SHORT TASK ->
Read the records and write them out again exactly.

RECORD EXCERPTS ->
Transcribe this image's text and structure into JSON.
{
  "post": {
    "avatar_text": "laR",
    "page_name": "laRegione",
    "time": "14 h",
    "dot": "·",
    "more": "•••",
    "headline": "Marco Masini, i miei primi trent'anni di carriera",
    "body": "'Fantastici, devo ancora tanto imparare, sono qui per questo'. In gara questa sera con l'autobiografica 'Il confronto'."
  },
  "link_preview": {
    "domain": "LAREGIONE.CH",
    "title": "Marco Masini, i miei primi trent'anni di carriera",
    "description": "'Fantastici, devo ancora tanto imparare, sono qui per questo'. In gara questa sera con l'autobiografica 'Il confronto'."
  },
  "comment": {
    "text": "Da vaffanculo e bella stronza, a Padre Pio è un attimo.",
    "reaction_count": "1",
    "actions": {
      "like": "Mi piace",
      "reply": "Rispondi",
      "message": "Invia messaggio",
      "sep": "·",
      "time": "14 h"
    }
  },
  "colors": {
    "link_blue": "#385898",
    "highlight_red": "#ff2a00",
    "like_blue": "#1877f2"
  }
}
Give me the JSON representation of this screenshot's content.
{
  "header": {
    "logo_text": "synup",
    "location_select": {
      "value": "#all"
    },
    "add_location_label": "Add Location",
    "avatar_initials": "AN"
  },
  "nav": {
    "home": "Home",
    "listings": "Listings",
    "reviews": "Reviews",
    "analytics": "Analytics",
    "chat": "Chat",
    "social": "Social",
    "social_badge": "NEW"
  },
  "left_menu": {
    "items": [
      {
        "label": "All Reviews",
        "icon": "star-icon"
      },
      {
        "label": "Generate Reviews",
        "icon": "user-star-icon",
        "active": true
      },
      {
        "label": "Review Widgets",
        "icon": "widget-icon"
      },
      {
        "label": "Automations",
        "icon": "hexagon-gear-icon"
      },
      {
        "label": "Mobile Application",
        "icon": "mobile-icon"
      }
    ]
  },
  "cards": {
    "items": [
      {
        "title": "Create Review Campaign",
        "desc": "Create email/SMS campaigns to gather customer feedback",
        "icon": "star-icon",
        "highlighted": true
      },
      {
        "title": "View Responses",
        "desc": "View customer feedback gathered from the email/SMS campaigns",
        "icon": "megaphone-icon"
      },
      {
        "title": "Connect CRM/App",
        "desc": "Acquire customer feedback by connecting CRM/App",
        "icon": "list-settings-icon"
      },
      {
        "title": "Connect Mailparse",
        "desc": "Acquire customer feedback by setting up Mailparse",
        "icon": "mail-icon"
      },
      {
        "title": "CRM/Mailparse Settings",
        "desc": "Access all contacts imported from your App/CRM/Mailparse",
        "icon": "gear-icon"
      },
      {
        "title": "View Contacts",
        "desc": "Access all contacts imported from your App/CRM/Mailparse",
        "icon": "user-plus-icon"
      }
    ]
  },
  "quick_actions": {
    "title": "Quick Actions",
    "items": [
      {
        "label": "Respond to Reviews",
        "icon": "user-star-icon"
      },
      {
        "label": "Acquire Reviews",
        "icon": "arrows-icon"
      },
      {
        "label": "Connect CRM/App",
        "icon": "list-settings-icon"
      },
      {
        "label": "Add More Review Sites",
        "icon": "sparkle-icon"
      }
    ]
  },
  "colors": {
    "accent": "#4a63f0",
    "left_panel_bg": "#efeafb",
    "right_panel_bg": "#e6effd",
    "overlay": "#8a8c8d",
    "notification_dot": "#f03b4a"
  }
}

TASK RESPONSE ->
Transcribe this image's text and structure into JSON.
{
  "post": {
    "avatar_text": "laR",
    "page_name": "laRegione",
    "time": "14 h",
    "dot": "·",
    "more": "•••",
    "headline": "Marco Masini, i miei primi trent'anni di carriera",
    "body": "'Fantastici, devo ancora tanto imparare, sono qui per questo'. In gara questa sera con l'autobiografica 'Il confronto'."
  },
  "link_preview": {
    "domain": "LAREGIONE.CH",
    "title": "Marco Masini, i miei primi trent'anni di carriera",
    "description": "'Fantastici, devo ancora tanto imparare, sono qui per questo'. In gara questa sera con l'autobiografica 'Il confronto'."
  },
  "comment": {
    "text": "Da vaffanculo e bella stronza, a Padre Pio è un attimo.",
    "reaction_count": "1",
    "actions": {
      "like": "Mi piace",
      "reply": "Rispondi",
      "message": "Invia messaggio",
      "sep": "·",
      "time": "14 h"
    }
  },
  "colors": {
    "link_blue": "#385898",
    "highlight_red": "#ff2a00",
    "like_blue": "#1877f2"
  }
}
Give me the JSON representation of this screenshot's content.
{
  "header": {
    "logo_text": "synup",
    "location_select": {
      "value": "#all"
    },
    "add_location_label": "Add Location",
    "avatar_initials": "AN"
  },
  "nav": {
    "home": "Home",
    "listings": "Listings",
    "reviews": "Reviews",
    "analytics": "Analytics",
    "chat": "Chat",
    "social": "Social",
    "social_badge": "NEW"
  },
  "left_menu": {
    "items": [
      {
        "label": "All Reviews",
        "icon": "star-icon"
      },
      {
        "label": "Generate Reviews",
        "icon": "user-star-icon",
        "active": true
      },
      {
        "label": "Review Widgets",
        "icon": "widget-icon"
      },
      {
        "label": "Automations",
        "icon": "hexagon-gear-icon"
      },
      {
        "label": "Mobile Application",
        "icon": "mobile-icon"
      }
    ]
  },
  "cards": {
    "items": [
      {
        "title": "Create Review Campaign",
        "desc": "Create email/SMS campaigns to gather customer feedback",
        "icon": "star-icon",
        "highlighted": true
      },
      {
        "title": "View Responses",
        "desc": "View customer feedback gathered from the email/SMS campaigns",
        "icon": "megaphone-icon"
      },
      {
        "title": "Connect CRM/App",
        "desc": "Acquire customer feedback by connecting CRM/App",
        "icon": "list-settings-icon"
      },
      {
        "title": "Connect Mailparse",
        "desc": "Acquire customer feedback by setting up Mailparse",
        "icon": "mail-icon"
      },
      {
        "title": "CRM/Mailparse Settings",
        "desc": "Access all contacts imported from your App/CRM/Mailparse",
        "icon": "gear-icon"
      },
      {
        "title": "View Contacts",
        "desc": "Access all contacts imported from your App/CRM/Mailparse",
        "icon": "user-plus-icon"
      }
    ]
  },
  "quick_actions": {
    "title": "Quick Actions",
    "items": [
      {
        "label": "Respond to Reviews",
        "icon": "user-star-icon"
      },
      {
        "label": "Acquire Reviews",
        "icon": "arrows-icon"
      },
      {
        "label": "Connect CRM/App",
        "icon": "list-settings-icon"
      },
      {
        "label": "Add More Review Sites",
        "icon": "sparkle-icon"
      }
    ]
  },
  "colors": {
    "accent": "#4a63f0",
    "left_panel_bg": "#efeafb",
    "right_panel_bg": "#e6effd",
    "overlay": "#8a8c8d",
    "notification_dot": "#f03b4a"
  }
}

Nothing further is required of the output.